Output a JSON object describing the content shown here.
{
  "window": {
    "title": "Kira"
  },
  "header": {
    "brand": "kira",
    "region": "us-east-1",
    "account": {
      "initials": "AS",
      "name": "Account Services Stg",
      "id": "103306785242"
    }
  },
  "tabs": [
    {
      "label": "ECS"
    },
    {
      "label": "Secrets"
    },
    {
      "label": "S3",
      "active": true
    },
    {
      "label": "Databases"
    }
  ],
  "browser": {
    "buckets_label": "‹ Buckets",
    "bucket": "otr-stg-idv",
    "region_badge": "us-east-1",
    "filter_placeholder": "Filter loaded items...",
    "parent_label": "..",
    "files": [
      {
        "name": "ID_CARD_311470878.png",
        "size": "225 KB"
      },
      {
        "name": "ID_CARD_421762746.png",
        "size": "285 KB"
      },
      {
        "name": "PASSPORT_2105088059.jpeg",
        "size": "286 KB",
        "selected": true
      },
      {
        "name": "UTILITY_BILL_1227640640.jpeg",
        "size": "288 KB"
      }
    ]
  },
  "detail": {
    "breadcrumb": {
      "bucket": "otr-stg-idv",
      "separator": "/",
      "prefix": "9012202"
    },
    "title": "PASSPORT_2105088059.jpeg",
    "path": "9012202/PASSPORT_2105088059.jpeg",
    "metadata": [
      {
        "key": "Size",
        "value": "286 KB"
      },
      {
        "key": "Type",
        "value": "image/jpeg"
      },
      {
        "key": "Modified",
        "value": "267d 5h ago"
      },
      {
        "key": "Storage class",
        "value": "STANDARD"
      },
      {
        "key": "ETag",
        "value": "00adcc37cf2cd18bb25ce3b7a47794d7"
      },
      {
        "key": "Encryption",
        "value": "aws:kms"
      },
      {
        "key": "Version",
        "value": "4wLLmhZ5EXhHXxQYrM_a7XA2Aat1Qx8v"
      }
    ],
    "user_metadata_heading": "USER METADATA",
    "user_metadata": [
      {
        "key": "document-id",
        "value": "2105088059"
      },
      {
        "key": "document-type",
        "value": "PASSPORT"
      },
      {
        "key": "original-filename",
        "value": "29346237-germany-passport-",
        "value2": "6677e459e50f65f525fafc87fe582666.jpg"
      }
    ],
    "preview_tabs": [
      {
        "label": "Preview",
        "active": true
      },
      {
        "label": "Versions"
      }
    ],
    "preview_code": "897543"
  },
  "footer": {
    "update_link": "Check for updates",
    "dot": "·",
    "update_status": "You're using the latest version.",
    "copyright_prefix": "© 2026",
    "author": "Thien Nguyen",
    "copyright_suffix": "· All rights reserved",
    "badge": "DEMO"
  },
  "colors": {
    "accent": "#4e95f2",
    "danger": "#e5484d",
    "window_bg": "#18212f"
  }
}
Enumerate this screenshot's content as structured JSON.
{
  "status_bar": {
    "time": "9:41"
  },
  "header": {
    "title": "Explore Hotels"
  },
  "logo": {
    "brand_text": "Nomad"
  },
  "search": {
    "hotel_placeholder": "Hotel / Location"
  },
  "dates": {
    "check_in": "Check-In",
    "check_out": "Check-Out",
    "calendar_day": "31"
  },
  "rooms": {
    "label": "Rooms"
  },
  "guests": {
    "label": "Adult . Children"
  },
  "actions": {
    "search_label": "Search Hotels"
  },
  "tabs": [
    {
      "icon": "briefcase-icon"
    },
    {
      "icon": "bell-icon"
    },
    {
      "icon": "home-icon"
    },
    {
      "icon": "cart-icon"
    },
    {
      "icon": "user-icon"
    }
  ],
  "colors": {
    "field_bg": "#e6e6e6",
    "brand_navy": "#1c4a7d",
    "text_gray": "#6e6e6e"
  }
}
——————————
WHAT THE TASK REQUIRES:
Reproduce all of the material above word for word.

SOLUTION TO THE PROBLEM:
Output a JSON object describing the content shown here.
{
  "window": {
    "title": "Kira"
  },
  "header": {
    "brand": "kira",
    "region": "us-east-1",
    "account": {
      "initials": "AS",
      "name": "Account Services Stg",
      "id": "103306785242"
    }
  },
  "tabs": [
    {
      "label": "ECS"
    },
    {
      "label": "Secrets"
    },
    {
      "label": "S3",
      "active": true
    },
    {
      "label": "Databases"
    }
  ],
  "browser": {
    "buckets_label": "‹ Buckets",
    "bucket": "otr-stg-idv",
    "region_badge": "us-east-1",
    "filter_placeholder": "Filter loaded items...",
    "parent_label": "..",
    "files": [
      {
        "name": "ID_CARD_311470878.png",
        "size": "225 KB"
      },
      {
        "name": "ID_CARD_421762746.png",
        "size": "285 KB"
      },
      {
        "name": "PASSPORT_2105088059.jpeg",
        "size": "286 KB",
        "selected": true
      },
      {
        "name": "UTILITY_BILL_1227640640.jpeg",
        "size": "288 KB"
      }
    ]
  },
  "detail": {
    "breadcrumb": {
      "bucket": "otr-stg-idv",
      "separator": "/",
      "prefix": "9012202"
    },
    "title": "PASSPORT_2105088059.jpeg",
    "path": "9012202/PASSPORT_2105088059.jpeg",
    "metadata": [
      {
        "key": "Size",
        "value": "286 KB"
      },
      {
        "key": "Type",
        "value": "image/jpeg"
      },
      {
        "key": "Modified",
        "value": "267d 5h ago"
      },
      {
        "key": "Storage class",
        "value": "STANDARD"
      },
      {
        "key": "ETag",
        "value": "00adcc37cf2cd18bb25ce3b7a47794d7"
      },
      {
        "key": "Encryption",
        "value": "aws:kms"
      },
      {
        "key": "Version",
        "value": "4wLLmhZ5EXhHXxQYrM_a7XA2Aat1Qx8v"
      }
    ],
    "user_metadata_heading": "USER METADATA",
    "user_metadata": [
      {
        "key": "document-id",
        "value": "2105088059"
      },
      {
        "key": "document-type",
        "value": "PASSPORT"
      },
      {
        "key": "original-filename",
        "value": "29346237-germany-passport-",
        "value2": "6677e459e50f65f525fafc87fe582666.jpg"
      }
    ],
    "preview_tabs": [
      {
        "label": "Preview",
        "active": true
      },
      {
        "label": "Versions"
      }
    ],
    "preview_code": "897543"
  },
  "footer": {
    "update_link": "Check for updates",
    "dot": "·",
    "update_status": "You're using the latest version.",
    "copyright_prefix": "© 2026",
    "author": "Thien Nguyen",
    "copyright_suffix": "· All rights reserved",
    "badge": "DEMO"
  },
  "colors": {
    "accent": "#4e95f2",
    "danger": "#e5484d",
    "window_bg": "#18212f"
  }
}
Enumerate this screenshot's content as structured JSON.
{
  "status_bar": {
    "time": "9:41"
  },
  "header": {
    "title": "Explore Hotels"
  },
  "logo": {
    "brand_text": "Nomad"
  },
  "search": {
    "hotel_placeholder": "Hotel / Location"
  },
  "dates": {
    "check_in": "Check-In",
    "check_out": "Check-Out",
    "calendar_day": "31"
  },
  "rooms": {
    "label": "Rooms"
  },
  "guests": {
    "label": "Adult . Children"
  },
  "actions": {
    "search_label": "Search Hotels"
  },
  "tabs": [
    {
      "icon": "briefcase-icon"
    },
    {
      "icon": "bell-icon"
    },
    {
      "icon": "home-icon"
    },
    {
      "icon": "cart-icon"
    },
    {
      "icon": "user-icon"
    }
  ],
  "colors": {
    "field_bg": "#e6e6e6",
    "brand_navy": "#1c4a7d",
    "text_gray": "#6e6e6e"
  }
}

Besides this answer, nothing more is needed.